→ **Objective**
Select each line of the records below that contains the string "speichern", and copy it out. Treat uppercase and lowercase letters as different.

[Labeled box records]

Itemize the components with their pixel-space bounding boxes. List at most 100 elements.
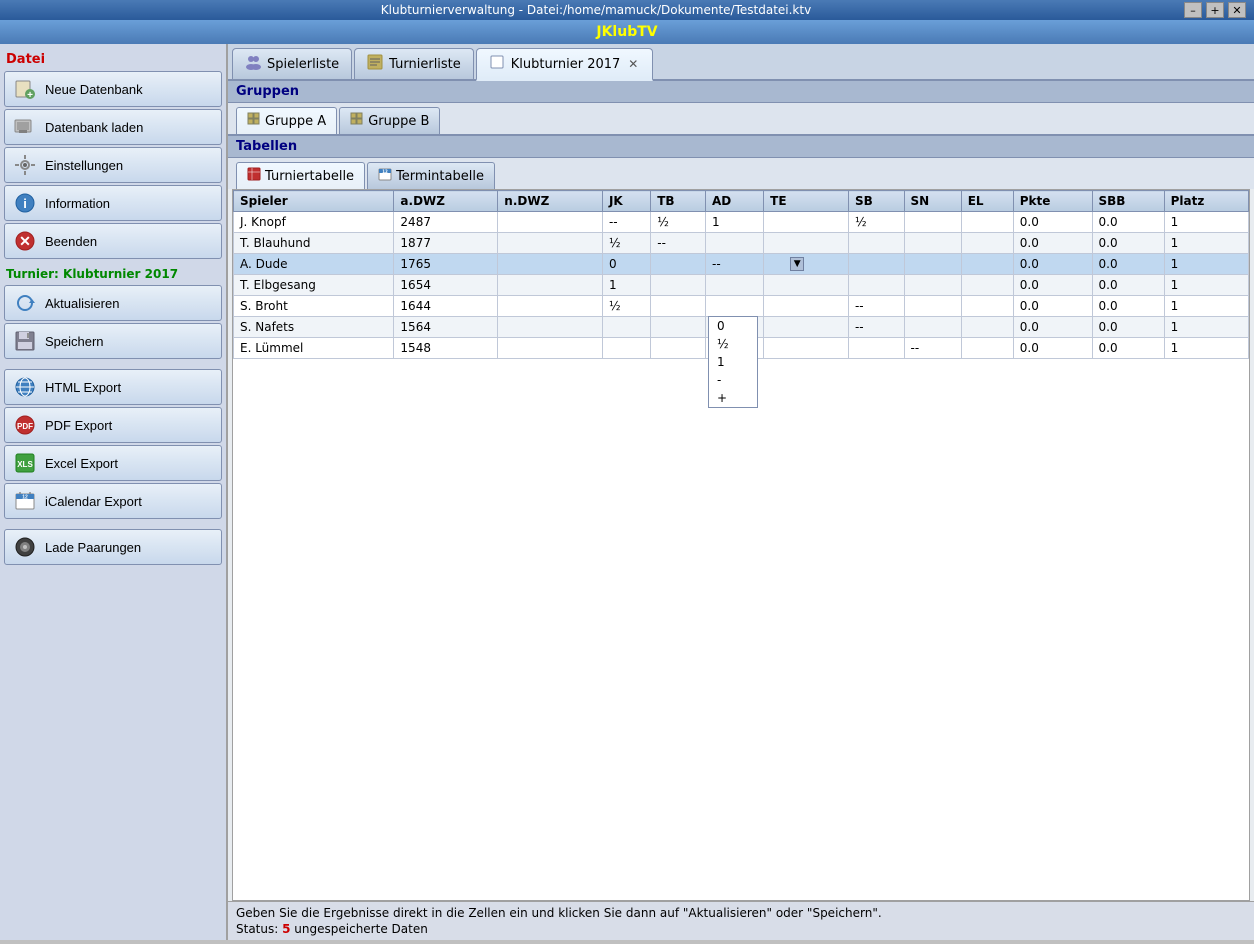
table-cell[interactable]: [651, 317, 706, 338]
table-cell[interactable]: [651, 254, 706, 275]
app-name: JKlubTV: [596, 24, 657, 40]
icalendar-export-button[interactable]: 12 iCalendar Export: [4, 483, 222, 519]
sidebar-section-datei: Datei: [4, 48, 222, 69]
dropdown-option[interactable]: -: [709, 371, 757, 389]
table-cell[interactable]: [904, 296, 961, 317]
table-cell[interactable]: [904, 233, 961, 254]
unsaved-label: ungespeicherte Daten: [294, 922, 428, 936]
table-cell[interactable]: [904, 212, 961, 233]
pdf-export-button[interactable]: PDF PDF Export: [4, 407, 222, 443]
table-cell[interactable]: 1: [705, 212, 763, 233]
table-cell[interactable]: [764, 317, 849, 338]
table-cell[interactable]: 1: [602, 275, 650, 296]
te-dropdown-arrow[interactable]: ▼: [790, 257, 804, 271]
table-cell[interactable]: [602, 317, 650, 338]
table-cell[interactable]: ▼: [764, 254, 849, 275]
html-export-button[interactable]: HTML Export: [4, 369, 222, 405]
einstellungen-button[interactable]: Einstellungen: [4, 147, 222, 183]
excel-export-button[interactable]: XLS Excel Export: [4, 445, 222, 481]
table-cell[interactable]: [848, 338, 904, 359]
lade-paarungen-button[interactable]: Lade Paarungen: [4, 529, 222, 565]
table-cell[interactable]: [764, 212, 849, 233]
klubturnier-tab-close[interactable]: ✕: [626, 57, 640, 71]
table-cell[interactable]: [848, 275, 904, 296]
table-cell[interactable]: ½: [602, 296, 650, 317]
window-controls[interactable]: – + ✕: [1184, 2, 1246, 18]
table-cell[interactable]: [961, 212, 1013, 233]
table-cell[interactable]: --: [602, 212, 650, 233]
col-adwz: a.DWZ: [394, 191, 498, 212]
table-cell[interactable]: [848, 254, 904, 275]
col-pkte: Pkte: [1013, 191, 1092, 212]
table-cell[interactable]: --: [848, 317, 904, 338]
table-cell[interactable]: [961, 233, 1013, 254]
table-cell[interactable]: --: [904, 338, 961, 359]
datenbank-laden-button[interactable]: Datenbank laden: [4, 109, 222, 145]
table-cell[interactable]: [651, 296, 706, 317]
neue-datenbank-button[interactable]: + Neue Datenbank: [4, 71, 222, 107]
table-cell[interactable]: [961, 338, 1013, 359]
maximize-button[interactable]: +: [1206, 2, 1224, 18]
table-cell[interactable]: [961, 317, 1013, 338]
table-cell[interactable]: [764, 275, 849, 296]
spielerliste-tab-icon: [245, 54, 261, 74]
aktualisieren-button[interactable]: Aktualisieren: [4, 285, 222, 321]
termintabelle-tab[interactable]: 12 Termintabelle: [367, 162, 495, 189]
minimize-button[interactable]: –: [1184, 2, 1202, 18]
html-export-icon: [13, 375, 37, 399]
table-cell[interactable]: --: [651, 233, 706, 254]
dropdown-option[interactable]: 0: [709, 317, 757, 335]
table-cell[interactable]: [961, 254, 1013, 275]
table-cell[interactable]: [651, 275, 706, 296]
tab-spielerliste[interactable]: Spielerliste: [232, 48, 352, 79]
speichern-button[interactable]: Speichern: [4, 323, 222, 359]
table-cell[interactable]: [705, 296, 763, 317]
table-cell: [498, 254, 603, 275]
tab-klubturnier-2017[interactable]: Klubturnier 2017 ✕: [476, 48, 654, 81]
beenden-button[interactable]: ✕ Beenden: [4, 223, 222, 259]
table-cell[interactable]: 0: [602, 254, 650, 275]
col-ndwz: n.DWZ: [498, 191, 603, 212]
information-button[interactable]: i Information: [4, 185, 222, 221]
table-cell[interactable]: ½: [651, 212, 706, 233]
tab-turnierliste[interactable]: Turnierliste: [354, 48, 474, 79]
table-cell: E. Lümmel: [234, 338, 394, 359]
close-button[interactable]: ✕: [1228, 2, 1246, 18]
einstellungen-icon: [13, 153, 37, 177]
table-cell[interactable]: [705, 233, 763, 254]
klubturnier-tab-label: Klubturnier 2017: [511, 57, 621, 72]
table-cell[interactable]: [764, 296, 849, 317]
lade-paarungen-icon: [13, 535, 37, 559]
table-cell: J. Knopf: [234, 212, 394, 233]
speichern-icon: [13, 329, 37, 353]
table-cell[interactable]: [651, 338, 706, 359]
table-cell[interactable]: [764, 338, 849, 359]
table-cell[interactable]: [961, 275, 1013, 296]
gruppe-a-tab[interactable]: Gruppe A: [236, 107, 337, 134]
dropdown-option[interactable]: ½: [709, 335, 757, 353]
table-cell[interactable]: [848, 233, 904, 254]
content-area: Gruppen Gruppe A: [228, 81, 1254, 940]
information-icon: i: [13, 191, 37, 215]
table-cell[interactable]: [961, 296, 1013, 317]
table-cell[interactable]: [602, 338, 650, 359]
table-cell[interactable]: ½: [602, 233, 650, 254]
turniertabelle-tab[interactable]: Turniertabelle: [236, 162, 365, 189]
dropdown-option[interactable]: +: [709, 389, 757, 407]
table-cell[interactable]: [764, 233, 849, 254]
col-sb: SB: [848, 191, 904, 212]
icalendar-export-label: iCalendar Export: [45, 494, 142, 509]
gruppe-b-tab[interactable]: Gruppe B: [339, 107, 440, 134]
datenbank-laden-icon: [13, 115, 37, 139]
table-cell[interactable]: [904, 317, 961, 338]
table-cell: 1564: [394, 317, 498, 338]
table-cell[interactable]: ½: [848, 212, 904, 233]
einstellungen-label: Einstellungen: [45, 158, 123, 173]
dropdown-option[interactable]: 1: [709, 353, 757, 371]
table-cell[interactable]: [904, 275, 961, 296]
table-cell[interactable]: [705, 275, 763, 296]
table-cell[interactable]: --: [848, 296, 904, 317]
table-cell: T. Elbgesang: [234, 275, 394, 296]
table-cell[interactable]: --: [705, 254, 763, 275]
table-cell[interactable]: [904, 254, 961, 275]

→ **Written response**
speichern-button[interactable]: Speichern: [4, 323, 222, 359]
speichern-icon: [13, 329, 37, 353]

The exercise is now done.